### [JOB 1]
Translate this sentence from the passage on bucket attachments into Spanish: "In any event, the attachments protect the bucket against undue wearing."

Attachments are commonly mounted on the lip and the front edges of the side walls to increase the effectiveness and durability of the buckets. These attachments typically include teeth, shrouds and wings. The teeth project forwardly of the lip to disrupt the material for enhanced collection of the material into the cavity. The shrouds are positioned in between the teeth and are generally provided with an inclined surface to improve the collection of the material into the bucket. The wings are attached to the front edges of the side walls in general proximity with the lips. In any event, the attachments protect the bucket against undue wearing. As a result, only the attachments normally need replacement when the front of the bucket becomes worn; thus, prolonging the usable life of the larger and more expensive lip and side walls.

### [SUPPLIED DATA]
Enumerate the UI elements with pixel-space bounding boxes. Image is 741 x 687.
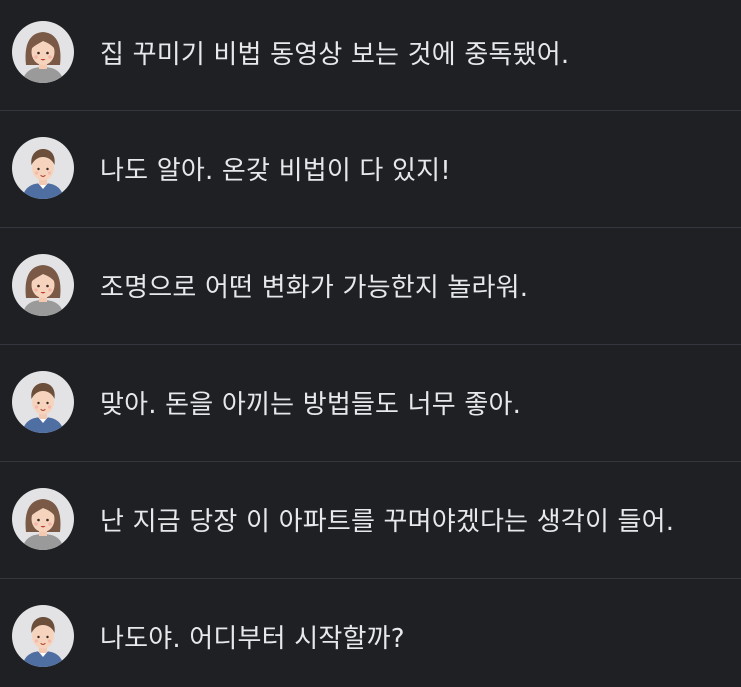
message-text: 집 꾸미기 비법 동영상 보는 것에 중독됐어. bbox=[100, 39, 570, 70]
divider bbox=[0, 110, 741, 111]
female-avatar-icon bbox=[12, 254, 74, 316]
message-row: 조명으로 어떤 변화가 가능한지 놀라워. bbox=[0, 227, 741, 343]
message-row: 난 지금 당장 이 아파트를 꾸며야겠다는 생각이 들어. bbox=[0, 461, 741, 577]
message-row: 나도 알아. 온갖 비법이 다 있지! bbox=[0, 110, 741, 226]
male-avatar-icon bbox=[12, 371, 74, 433]
divider bbox=[0, 578, 741, 579]
message-text: 나도 알아. 온갖 비법이 다 있지! bbox=[100, 155, 451, 186]
message-text: 맞아. 돈을 아끼는 방법들도 너무 좋아. bbox=[100, 389, 522, 420]
male-avatar-icon bbox=[12, 605, 74, 667]
female-avatar-icon bbox=[12, 488, 74, 550]
message-row: 집 꾸미기 비법 동영상 보는 것에 중독됐어. bbox=[0, 0, 741, 110]
divider bbox=[0, 344, 741, 345]
divider bbox=[0, 227, 741, 228]
divider bbox=[0, 461, 741, 462]
chat-transcript: 집 꾸미기 비법 동영상 보는 것에 중독됐어. 나도 알아. 온갖 비법이 다… bbox=[0, 0, 741, 687]
message-text: 조명으로 어떤 변화가 가능한지 놀라워. bbox=[100, 272, 529, 303]
message-text: 나도야. 어디부터 시작할까? bbox=[100, 623, 405, 654]
message-row: 나도야. 어디부터 시작할까? bbox=[0, 578, 741, 687]
message-text: 난 지금 당장 이 아파트를 꾸며야겠다는 생각이 들어. bbox=[100, 506, 675, 537]
female-avatar-icon bbox=[12, 21, 74, 83]
message-row: 맞아. 돈을 아끼는 방법들도 너무 좋아. bbox=[0, 344, 741, 460]
male-avatar-icon bbox=[12, 137, 74, 199]
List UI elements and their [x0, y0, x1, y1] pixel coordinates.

### [JOB 2]
Print, unchanged, the stretch of the entries from the line containing "message-text: 집 꾸미기" through the line containing "message-row: 나도야. 어디부터", including both of those lines.

### [COMPLETE ANSWER 1]
En cualquier caso, los accesorios protegen el cucharón contra un desgaste excesivo.

### [COMPLETE ANSWER 2]
message-text: 집 꾸미기 비법 동영상 보는 것에 중독됐어. bbox=[100, 39, 570, 70]
divider bbox=[0, 110, 741, 111]
female-avatar-icon bbox=[12, 254, 74, 316]
message-row: 조명으로 어떤 변화가 가능한지 놀라워. bbox=[0, 227, 741, 343]
message-row: 난 지금 당장 이 아파트를 꾸며야겠다는 생각이 들어. bbox=[0, 461, 741, 577]
message-row: 나도 알아. 온갖 비법이 다 있지! bbox=[0, 110, 741, 226]
male-avatar-icon bbox=[12, 371, 74, 433]
divider bbox=[0, 578, 741, 579]
message-text: 나도 알아. 온갖 비법이 다 있지! bbox=[100, 155, 451, 186]
message-text: 맞아. 돈을 아끼는 방법들도 너무 좋아. bbox=[100, 389, 522, 420]
male-avatar-icon bbox=[12, 605, 74, 667]
female-avatar-icon bbox=[12, 488, 74, 550]
message-row: 집 꾸미기 비법 동영상 보는 것에 중독됐어. bbox=[0, 0, 741, 110]
divider bbox=[0, 344, 741, 345]
divider bbox=[0, 227, 741, 228]
divider bbox=[0, 461, 741, 462]
chat-transcript: 집 꾸미기 비법 동영상 보는 것에 중독됐어. 나도 알아. 온갖 비법이 다… bbox=[0, 0, 741, 687]
message-text: 조명으로 어떤 변화가 가능한지 놀라워. bbox=[100, 272, 529, 303]
message-text: 나도야. 어디부터 시작할까? bbox=[100, 623, 405, 654]
message-row: 나도야. 어디부터 시작할까? bbox=[0, 578, 741, 687]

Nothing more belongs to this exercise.